» **What you should do**
Exactly reproduce all the records, keeping pictures out of the copy.

[BEGIN]

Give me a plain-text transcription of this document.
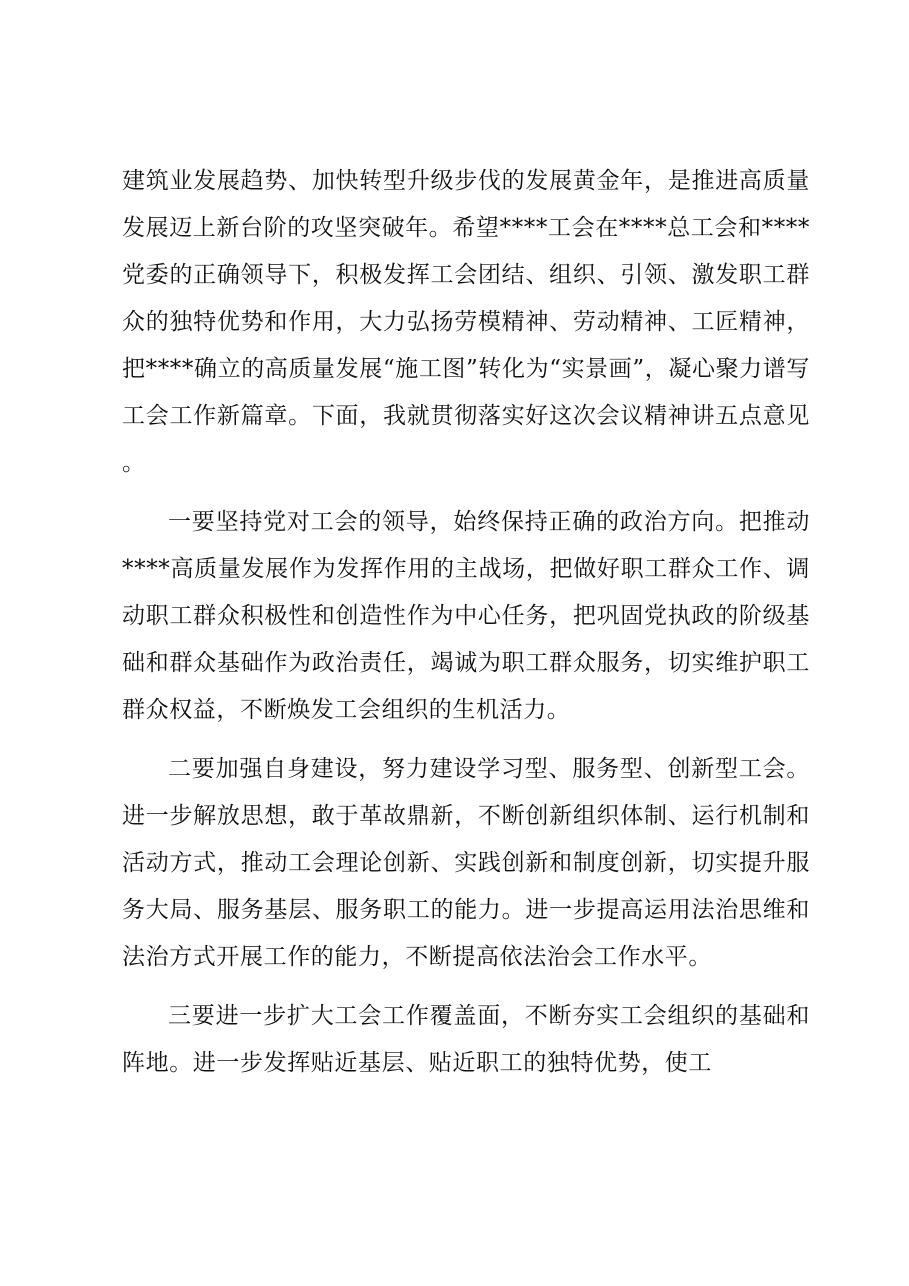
建筑业发展趋势、加快转型升级步伐的发展黄金年，是推进高质量发展迈上新台阶的攻坚突破年。希望****工会在****总工会和****党委的正确领导下，积极发挥工会团结、组织、引领、激发职工群众的独特优势和作用，大力弘扬劳模精神、劳动精神、工匠精神，把****确立的高质量发展“施工图”转化为“实景画”，凝心聚力谱写工会工作新篇章。下面，我就贯彻落实好这次会议精神讲五点意见。

一要坚持党对工会的领导，始终保持正确的政治方向。把推动****高质量发展作为发挥作用的主战场，把做好职工群众工作、调动职工群众积极性和创造性作为中心任务，把巩固党执政的阶级基础和群众基础作为政治责任，竭诚为职工群众服务，切实维护职工群众权益，不断焕发工会组织的生机活力。

二要加强自身建设，努力建设学习型、服务型、创新型工会。进一步解放思想，敢于革故鼎新，不断创新组织体制、运行机制和活动方式，推动工会理论创新、实践创新和制度创新，切实提升服务大局、服务基层、服务职工的能力。进一步提高运用法治思维和法治方式开展工作的能力，不断提高依法治会工作水平。

三要进一步扩大工会工作覆盖面，不断夯实工会组织的基础和阵地。进一步发挥贴近基层、贴近职工的独特优势，使工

[END]

» **Exercise answer**
Give me a plain-text transcription of this document.
建筑业发展趋势、加快转型升级步伐的发展黄金年，是推进高质量发展迈上新台阶的攻坚突破年。希望****工会在****总工会和****党委的正确领导下，积极发挥工会团结、组织、引领、激发职工群众的独特优势和作用，大力弘扬劳模精神、劳动精神、工匠精神，把****确立的高质量发展“施工图”转化为“实景画”，凝心聚力谱写工会工作新篇章。下面，我就贯彻落实好这次会议精神讲五点意见。

一要坚持党对工会的领导，始终保持正确的政治方向。把推动****高质量发展作为发挥作用的主战场，把做好职工群众工作、调动职工群众积极性和创造性作为中心任务，把巩固党执政的阶级基础和群众基础作为政治责任，竭诚为职工群众服务，切实维护职工群众权益，不断焕发工会组织的生机活力。

二要加强自身建设，努力建设学习型、服务型、创新型工会。进一步解放思想，敢于革故鼎新，不断创新组织体制、运行机制和活动方式，推动工会理论创新、实践创新和制度创新，切实提升服务大局、服务基层、服务职工的能力。进一步提高运用法治思维和法治方式开展工作的能力，不断提高依法治会工作水平。

三要进一步扩大工会工作覆盖面，不断夯实工会组织的基础和阵地。进一步发挥贴近基层、贴近职工的独特优势，使工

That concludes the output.